>> start Entries
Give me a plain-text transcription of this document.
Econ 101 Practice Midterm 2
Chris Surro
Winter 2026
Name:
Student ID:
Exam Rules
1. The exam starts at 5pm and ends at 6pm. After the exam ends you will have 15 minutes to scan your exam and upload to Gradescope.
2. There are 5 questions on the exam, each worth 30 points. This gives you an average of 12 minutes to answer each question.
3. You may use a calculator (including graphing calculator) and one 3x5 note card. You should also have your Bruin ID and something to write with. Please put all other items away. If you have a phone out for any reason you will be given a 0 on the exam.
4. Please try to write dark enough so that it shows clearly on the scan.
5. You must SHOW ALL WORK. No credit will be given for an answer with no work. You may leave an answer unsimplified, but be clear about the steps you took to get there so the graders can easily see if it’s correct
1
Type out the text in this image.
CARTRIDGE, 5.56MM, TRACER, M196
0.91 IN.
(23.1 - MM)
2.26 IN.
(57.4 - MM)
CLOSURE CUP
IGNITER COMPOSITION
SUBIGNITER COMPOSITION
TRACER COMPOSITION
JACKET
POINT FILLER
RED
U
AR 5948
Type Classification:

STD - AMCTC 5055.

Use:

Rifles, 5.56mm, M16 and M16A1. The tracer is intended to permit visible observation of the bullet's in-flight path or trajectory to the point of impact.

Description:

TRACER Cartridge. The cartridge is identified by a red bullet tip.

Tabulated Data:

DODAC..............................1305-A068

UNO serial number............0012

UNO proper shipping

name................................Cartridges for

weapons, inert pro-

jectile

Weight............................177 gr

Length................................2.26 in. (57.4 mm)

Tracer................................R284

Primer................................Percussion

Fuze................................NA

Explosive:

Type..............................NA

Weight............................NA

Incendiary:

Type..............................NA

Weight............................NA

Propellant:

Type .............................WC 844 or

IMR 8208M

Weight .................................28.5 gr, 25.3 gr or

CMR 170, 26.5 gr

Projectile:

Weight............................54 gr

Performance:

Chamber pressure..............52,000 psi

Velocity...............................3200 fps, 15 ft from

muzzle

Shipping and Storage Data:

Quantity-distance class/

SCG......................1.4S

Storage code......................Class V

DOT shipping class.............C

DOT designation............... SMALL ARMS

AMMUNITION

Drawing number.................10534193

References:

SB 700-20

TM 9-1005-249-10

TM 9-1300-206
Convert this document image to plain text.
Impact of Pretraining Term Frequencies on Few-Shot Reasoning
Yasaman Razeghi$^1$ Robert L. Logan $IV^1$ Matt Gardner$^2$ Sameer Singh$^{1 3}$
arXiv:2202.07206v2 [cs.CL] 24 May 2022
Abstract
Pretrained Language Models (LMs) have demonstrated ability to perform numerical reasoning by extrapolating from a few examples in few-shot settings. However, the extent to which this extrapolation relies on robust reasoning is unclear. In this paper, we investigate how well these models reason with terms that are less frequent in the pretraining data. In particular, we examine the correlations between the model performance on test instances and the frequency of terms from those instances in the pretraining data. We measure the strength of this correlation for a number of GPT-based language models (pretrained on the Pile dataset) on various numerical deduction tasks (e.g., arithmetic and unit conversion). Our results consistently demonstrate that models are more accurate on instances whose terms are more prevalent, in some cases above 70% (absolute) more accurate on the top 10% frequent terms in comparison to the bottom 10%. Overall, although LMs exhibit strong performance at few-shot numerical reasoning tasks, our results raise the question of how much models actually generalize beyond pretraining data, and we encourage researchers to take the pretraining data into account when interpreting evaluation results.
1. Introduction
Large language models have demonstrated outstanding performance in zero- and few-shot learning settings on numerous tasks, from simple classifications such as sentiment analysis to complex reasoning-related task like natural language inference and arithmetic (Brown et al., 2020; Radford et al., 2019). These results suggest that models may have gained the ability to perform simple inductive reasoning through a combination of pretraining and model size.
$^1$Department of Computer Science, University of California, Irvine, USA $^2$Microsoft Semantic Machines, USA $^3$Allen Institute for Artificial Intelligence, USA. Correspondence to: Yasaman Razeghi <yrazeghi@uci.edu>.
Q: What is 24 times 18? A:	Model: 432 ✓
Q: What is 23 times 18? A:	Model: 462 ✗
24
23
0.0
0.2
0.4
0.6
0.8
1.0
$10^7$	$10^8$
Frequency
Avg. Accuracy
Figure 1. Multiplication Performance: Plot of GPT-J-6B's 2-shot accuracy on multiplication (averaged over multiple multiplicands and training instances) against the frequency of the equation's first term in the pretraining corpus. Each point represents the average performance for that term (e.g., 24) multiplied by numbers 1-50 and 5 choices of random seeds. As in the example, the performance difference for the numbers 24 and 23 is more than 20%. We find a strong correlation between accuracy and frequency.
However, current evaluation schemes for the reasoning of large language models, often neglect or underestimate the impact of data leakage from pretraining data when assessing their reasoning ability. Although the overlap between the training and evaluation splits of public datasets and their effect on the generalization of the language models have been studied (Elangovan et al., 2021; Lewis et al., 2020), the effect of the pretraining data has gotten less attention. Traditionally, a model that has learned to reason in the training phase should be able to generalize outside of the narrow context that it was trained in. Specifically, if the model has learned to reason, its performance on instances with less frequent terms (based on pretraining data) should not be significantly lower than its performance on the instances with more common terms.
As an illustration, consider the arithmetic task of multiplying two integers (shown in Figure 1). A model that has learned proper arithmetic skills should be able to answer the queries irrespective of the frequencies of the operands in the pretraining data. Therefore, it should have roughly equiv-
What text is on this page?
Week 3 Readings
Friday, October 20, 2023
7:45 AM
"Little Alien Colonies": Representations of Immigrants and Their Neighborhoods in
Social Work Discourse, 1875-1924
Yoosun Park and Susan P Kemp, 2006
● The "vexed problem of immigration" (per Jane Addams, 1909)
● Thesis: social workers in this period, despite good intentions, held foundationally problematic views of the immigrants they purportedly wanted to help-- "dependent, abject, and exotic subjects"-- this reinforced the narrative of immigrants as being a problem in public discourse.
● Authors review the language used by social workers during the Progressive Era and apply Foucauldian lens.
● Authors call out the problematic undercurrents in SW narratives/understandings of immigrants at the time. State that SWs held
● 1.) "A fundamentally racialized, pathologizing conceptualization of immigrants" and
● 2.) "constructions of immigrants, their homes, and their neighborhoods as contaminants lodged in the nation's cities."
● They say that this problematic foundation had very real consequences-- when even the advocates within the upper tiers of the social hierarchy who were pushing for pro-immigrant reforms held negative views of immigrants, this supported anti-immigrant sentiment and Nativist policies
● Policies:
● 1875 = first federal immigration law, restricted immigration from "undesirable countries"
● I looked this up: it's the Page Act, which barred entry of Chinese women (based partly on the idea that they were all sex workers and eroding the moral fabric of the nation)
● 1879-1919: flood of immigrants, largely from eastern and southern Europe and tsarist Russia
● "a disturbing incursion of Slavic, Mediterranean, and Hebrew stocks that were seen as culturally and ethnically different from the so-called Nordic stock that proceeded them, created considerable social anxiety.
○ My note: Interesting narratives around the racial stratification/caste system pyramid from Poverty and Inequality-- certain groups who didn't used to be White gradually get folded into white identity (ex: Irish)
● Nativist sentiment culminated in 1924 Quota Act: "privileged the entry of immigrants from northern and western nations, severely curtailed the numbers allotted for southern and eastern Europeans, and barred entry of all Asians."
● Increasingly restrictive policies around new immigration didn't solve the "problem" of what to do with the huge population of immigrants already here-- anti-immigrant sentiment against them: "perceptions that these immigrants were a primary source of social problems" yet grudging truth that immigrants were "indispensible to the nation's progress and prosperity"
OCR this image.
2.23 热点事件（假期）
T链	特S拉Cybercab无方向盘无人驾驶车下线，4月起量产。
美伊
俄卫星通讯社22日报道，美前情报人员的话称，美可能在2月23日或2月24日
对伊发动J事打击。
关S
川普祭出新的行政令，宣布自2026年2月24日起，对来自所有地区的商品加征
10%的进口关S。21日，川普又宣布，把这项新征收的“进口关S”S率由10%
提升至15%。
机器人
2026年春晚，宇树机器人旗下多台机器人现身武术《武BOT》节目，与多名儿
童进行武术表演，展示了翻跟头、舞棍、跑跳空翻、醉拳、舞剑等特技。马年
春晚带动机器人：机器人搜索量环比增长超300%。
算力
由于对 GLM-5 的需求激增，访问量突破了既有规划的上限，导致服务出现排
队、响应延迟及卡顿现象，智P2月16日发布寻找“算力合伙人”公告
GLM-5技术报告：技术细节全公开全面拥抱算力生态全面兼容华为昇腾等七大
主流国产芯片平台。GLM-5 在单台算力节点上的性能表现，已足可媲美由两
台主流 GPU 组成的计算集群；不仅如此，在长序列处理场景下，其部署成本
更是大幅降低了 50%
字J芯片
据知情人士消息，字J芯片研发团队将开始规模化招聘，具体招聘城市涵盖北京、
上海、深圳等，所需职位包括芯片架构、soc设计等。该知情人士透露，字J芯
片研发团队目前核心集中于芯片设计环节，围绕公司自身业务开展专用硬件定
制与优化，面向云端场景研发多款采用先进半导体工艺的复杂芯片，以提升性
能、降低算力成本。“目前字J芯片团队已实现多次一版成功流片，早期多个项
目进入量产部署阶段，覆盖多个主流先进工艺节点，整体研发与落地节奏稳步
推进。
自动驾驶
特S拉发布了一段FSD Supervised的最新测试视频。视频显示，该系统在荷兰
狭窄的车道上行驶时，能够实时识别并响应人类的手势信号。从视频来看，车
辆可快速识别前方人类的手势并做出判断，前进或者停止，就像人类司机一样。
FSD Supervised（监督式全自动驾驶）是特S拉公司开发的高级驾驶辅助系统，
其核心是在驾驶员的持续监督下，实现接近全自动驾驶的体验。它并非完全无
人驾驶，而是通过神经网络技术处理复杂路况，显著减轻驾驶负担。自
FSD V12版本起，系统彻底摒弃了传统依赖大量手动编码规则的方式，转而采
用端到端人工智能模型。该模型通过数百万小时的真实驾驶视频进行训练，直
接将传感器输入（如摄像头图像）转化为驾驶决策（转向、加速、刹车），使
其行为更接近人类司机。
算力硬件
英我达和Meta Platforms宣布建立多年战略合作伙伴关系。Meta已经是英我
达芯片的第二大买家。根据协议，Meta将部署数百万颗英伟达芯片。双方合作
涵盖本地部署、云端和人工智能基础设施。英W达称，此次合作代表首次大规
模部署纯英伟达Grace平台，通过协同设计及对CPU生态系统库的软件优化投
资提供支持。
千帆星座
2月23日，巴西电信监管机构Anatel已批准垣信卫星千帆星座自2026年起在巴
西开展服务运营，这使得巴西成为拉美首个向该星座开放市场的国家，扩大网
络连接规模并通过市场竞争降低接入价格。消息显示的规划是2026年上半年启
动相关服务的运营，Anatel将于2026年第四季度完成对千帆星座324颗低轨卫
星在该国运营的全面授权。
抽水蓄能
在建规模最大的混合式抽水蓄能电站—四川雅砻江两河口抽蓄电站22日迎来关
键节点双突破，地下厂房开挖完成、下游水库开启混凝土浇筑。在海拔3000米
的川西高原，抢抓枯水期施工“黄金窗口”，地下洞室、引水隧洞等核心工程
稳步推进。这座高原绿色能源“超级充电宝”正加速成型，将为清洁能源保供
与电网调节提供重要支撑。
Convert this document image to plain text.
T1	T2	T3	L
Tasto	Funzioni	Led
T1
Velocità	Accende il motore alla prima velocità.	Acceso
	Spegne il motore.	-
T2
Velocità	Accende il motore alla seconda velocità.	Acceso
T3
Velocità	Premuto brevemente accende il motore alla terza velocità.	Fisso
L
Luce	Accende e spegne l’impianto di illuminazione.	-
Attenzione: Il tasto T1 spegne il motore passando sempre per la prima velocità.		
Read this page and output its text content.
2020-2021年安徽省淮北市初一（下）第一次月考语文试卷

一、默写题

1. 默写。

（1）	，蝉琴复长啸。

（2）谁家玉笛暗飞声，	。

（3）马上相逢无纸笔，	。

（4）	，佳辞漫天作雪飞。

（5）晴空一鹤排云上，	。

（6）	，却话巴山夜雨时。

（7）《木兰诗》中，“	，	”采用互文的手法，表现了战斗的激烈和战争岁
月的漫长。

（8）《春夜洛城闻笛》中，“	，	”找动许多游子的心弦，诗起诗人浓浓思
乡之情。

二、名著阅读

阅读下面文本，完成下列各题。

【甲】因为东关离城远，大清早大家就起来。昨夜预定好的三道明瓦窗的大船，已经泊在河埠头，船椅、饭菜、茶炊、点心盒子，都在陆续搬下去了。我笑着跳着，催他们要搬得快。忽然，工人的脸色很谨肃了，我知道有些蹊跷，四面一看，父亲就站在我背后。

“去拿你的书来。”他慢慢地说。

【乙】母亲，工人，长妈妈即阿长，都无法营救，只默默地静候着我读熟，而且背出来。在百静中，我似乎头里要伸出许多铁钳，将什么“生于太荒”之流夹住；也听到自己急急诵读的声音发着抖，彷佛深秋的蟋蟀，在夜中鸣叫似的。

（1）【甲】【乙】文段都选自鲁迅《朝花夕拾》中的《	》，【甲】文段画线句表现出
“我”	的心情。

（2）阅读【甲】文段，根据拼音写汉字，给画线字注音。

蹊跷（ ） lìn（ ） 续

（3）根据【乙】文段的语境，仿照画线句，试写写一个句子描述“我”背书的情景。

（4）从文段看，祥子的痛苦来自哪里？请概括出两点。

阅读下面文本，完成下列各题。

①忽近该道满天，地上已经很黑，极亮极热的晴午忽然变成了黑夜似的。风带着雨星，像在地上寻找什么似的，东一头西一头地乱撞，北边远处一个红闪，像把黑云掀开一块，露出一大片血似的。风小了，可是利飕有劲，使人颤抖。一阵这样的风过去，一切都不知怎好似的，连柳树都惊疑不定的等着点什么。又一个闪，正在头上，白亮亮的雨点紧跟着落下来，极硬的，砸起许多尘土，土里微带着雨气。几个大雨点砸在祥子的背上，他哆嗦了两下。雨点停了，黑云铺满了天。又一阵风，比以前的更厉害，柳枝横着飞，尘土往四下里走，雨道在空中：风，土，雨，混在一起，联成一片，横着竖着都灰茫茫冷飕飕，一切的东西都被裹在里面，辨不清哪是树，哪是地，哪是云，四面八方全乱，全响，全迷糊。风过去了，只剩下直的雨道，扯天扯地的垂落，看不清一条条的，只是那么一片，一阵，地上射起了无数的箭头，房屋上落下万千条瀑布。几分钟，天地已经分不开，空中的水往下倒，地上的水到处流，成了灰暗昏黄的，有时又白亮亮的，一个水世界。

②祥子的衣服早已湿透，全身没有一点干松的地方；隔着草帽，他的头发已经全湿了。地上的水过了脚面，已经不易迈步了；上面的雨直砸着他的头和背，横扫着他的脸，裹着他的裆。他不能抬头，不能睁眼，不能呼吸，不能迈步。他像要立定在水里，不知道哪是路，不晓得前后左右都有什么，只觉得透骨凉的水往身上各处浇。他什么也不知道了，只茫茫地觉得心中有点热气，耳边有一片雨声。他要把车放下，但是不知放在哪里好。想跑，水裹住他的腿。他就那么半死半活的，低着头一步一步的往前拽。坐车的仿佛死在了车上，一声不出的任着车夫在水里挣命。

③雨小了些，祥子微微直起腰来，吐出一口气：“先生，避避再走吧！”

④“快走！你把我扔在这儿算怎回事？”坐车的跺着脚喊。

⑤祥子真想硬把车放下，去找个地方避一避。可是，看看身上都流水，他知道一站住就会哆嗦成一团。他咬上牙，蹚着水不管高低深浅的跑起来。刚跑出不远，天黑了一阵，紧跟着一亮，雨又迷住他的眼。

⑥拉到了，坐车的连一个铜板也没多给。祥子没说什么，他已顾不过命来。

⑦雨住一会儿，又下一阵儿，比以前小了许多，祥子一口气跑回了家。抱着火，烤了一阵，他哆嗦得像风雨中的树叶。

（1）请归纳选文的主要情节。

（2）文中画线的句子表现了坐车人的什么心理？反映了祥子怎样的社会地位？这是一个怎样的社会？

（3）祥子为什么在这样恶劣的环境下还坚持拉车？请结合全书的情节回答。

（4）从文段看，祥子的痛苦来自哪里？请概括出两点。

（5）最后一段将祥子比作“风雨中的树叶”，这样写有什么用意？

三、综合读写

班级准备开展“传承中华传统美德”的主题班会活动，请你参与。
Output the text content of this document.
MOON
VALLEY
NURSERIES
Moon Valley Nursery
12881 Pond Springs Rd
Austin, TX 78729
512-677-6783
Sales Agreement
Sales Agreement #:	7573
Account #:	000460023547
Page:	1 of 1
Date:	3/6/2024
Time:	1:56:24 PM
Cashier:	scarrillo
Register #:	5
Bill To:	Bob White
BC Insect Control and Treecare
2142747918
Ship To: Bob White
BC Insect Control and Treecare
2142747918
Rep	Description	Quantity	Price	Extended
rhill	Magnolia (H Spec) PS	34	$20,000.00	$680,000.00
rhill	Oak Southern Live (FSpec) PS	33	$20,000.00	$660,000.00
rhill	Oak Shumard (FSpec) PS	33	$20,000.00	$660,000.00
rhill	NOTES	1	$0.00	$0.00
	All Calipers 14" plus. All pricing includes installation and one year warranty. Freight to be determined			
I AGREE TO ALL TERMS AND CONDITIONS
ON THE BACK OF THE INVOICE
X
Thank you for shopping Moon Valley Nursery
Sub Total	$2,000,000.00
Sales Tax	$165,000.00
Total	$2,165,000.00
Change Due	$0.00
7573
>> end Entries
Task brief:
Which lines above contain "Weight"? Show each of them.

Answer to this task:
Weight............................177 gr
Weight............................NA
Weight............................NA
Weight .................................28.5 gr, 25.3 gr or
Weight............................54 gr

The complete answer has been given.